*Stored data*:
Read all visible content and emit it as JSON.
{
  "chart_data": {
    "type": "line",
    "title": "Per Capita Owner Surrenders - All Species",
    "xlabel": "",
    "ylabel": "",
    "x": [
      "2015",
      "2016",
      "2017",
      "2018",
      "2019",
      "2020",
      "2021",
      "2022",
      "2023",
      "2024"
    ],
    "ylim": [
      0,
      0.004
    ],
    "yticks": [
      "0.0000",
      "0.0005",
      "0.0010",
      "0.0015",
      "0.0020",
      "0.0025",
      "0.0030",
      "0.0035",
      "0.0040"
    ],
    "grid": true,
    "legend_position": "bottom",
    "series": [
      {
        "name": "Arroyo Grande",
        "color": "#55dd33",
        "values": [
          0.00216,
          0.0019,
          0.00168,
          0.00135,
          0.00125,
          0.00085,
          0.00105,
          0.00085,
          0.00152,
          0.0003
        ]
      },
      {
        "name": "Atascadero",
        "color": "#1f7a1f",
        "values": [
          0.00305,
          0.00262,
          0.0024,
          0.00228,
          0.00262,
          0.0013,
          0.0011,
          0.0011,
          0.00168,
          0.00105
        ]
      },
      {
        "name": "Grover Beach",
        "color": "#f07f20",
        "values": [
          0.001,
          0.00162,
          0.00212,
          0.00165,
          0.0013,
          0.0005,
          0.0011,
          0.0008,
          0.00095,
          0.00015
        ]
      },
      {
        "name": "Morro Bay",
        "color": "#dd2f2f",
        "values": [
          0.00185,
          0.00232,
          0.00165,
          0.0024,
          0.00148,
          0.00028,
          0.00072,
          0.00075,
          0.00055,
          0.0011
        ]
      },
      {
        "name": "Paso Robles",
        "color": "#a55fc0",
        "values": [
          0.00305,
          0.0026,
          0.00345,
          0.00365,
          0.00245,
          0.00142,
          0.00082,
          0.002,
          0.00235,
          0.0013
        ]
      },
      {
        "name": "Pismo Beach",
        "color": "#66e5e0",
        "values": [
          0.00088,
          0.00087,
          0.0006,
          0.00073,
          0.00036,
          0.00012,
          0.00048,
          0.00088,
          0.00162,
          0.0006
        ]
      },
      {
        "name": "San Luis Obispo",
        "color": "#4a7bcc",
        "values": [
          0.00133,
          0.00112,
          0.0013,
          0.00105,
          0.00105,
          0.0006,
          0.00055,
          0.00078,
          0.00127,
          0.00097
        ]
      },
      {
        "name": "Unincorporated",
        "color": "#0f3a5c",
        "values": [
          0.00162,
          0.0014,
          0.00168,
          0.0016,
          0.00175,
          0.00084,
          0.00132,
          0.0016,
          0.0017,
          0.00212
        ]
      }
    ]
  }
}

*Exercise objective*: Display every line of the listing that contains the string "name".

*Finished exercise*:
        "name": "Arroyo Grande",
        "name": "Atascadero",
        "name": "Grover Beach",
        "name": "Morro Bay",
        "name": "Paso Robles",
        "name": "Pismo Beach",
        "name": "San Luis Obispo",
        "name": "Unincorporated",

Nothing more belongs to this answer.